start Record set
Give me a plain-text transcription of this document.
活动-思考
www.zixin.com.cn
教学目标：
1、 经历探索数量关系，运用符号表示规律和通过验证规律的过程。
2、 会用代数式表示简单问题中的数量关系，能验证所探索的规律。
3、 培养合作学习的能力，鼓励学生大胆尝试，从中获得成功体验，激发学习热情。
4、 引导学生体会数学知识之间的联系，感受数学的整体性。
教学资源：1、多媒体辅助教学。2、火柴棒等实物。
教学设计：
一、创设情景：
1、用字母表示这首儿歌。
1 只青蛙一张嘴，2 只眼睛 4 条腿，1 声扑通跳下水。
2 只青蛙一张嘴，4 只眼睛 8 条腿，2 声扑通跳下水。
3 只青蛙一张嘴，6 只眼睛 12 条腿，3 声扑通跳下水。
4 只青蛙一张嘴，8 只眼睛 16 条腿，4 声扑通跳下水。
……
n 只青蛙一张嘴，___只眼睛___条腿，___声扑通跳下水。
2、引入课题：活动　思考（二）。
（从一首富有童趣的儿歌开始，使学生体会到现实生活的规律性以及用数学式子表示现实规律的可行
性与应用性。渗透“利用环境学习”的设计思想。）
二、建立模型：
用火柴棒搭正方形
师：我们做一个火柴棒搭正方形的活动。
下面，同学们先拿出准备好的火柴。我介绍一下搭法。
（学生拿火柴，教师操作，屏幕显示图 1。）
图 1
end Record set
> [Task goal] Would you write down every record again, exactly?

> [Solution for this problem]
Give me a plain-text transcription of this document.
活动-思考
www.zixin.com.cn
教学目标：
1、 经历探索数量关系，运用符号表示规律和通过验证规律的过程。
2、 会用代数式表示简单问题中的数量关系，能验证所探索的规律。
3、 培养合作学习的能力，鼓励学生大胆尝试，从中获得成功体验，激发学习热情。
4、 引导学生体会数学知识之间的联系，感受数学的整体性。
教学资源：1、多媒体辅助教学。2、火柴棒等实物。
教学设计：
一、创设情景：
1、用字母表示这首儿歌。
1 只青蛙一张嘴，2 只眼睛 4 条腿，1 声扑通跳下水。
2 只青蛙一张嘴，4 只眼睛 8 条腿，2 声扑通跳下水。
3 只青蛙一张嘴，6 只眼睛 12 条腿，3 声扑通跳下水。
4 只青蛙一张嘴，8 只眼睛 16 条腿，4 声扑通跳下水。
……
n 只青蛙一张嘴，___只眼睛___条腿，___声扑通跳下水。
2、引入课题：活动　思考（二）。
（从一首富有童趣的儿歌开始，使学生体会到现实生活的规律性以及用数学式子表示现实规律的可行
性与应用性。渗透“利用环境学习”的设计思想。）
二、建立模型：
用火柴棒搭正方形
师：我们做一个火柴棒搭正方形的活动。
下面，同学们先拿出准备好的火柴。我介绍一下搭法。
（学生拿火柴，教师操作，屏幕显示图 1。）
图 1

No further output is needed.